### [PASSAGE SHOWN]
'''

So then, it also occured to me that if one restricts oneself to the subset of problems that requires relatively low interprocessor communications, one could have a significantly simpler problem in designing a system -- in this case, a cluster of microcontrollers. It's here that I should probably digress for a moment and mention both what I've come up with in terms of other people who've attempted to build a cluster of microcontrollers, as well as what I mean by 'problems that require relatively low interprocessor communications'. The only other microcontroller cluster of interest I was able to locate was one developed as a fourth-year project (i think) from a group in an engineering discipline who developed a cluster of PICs, though the class website contained precious little information and I have since lost the link (and can't find it again on google). The problem that they had decided to solve involved rendering images of fractals -- each processor would render a small subset of the image, and in turn would send this small subset to a host machine that put the entire image together. This is an example of a problem that requires low interprocessor communication: a given processor is given a small, computationally intensive bit of a problem to solve (that doesn't rely on information from other processors), and when it's done it sends it's results back.

'''

### [DATASET SECTION]
'''

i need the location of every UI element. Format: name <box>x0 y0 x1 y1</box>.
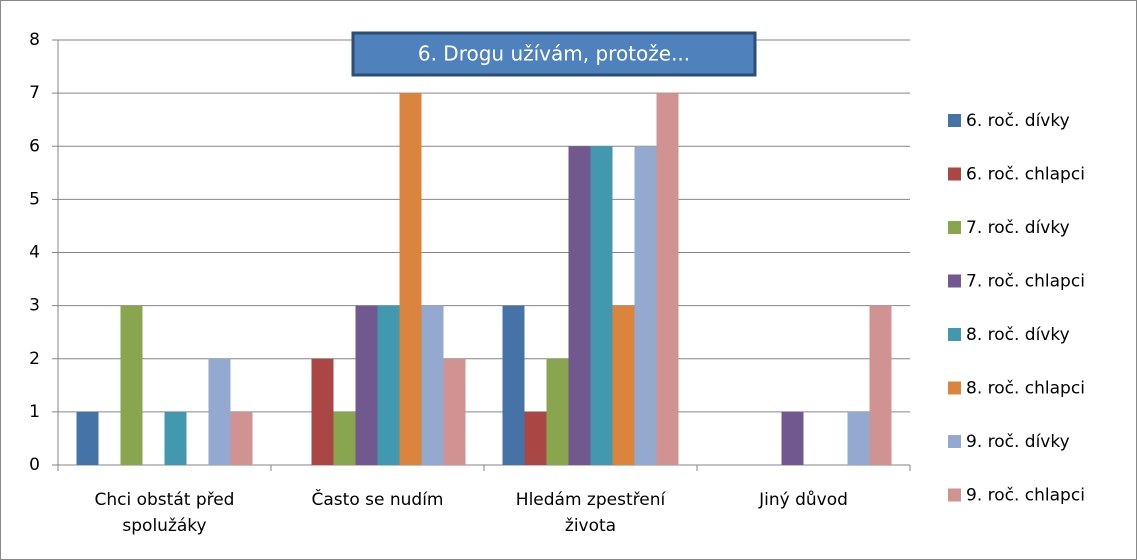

'''

### [WORK TO BE COMPLETED]
Please name the problem that the group with the PIC cluster chose to solve, according to the passage about microcontroller clusters.

### [ANSWER]
Rendering images of fractals.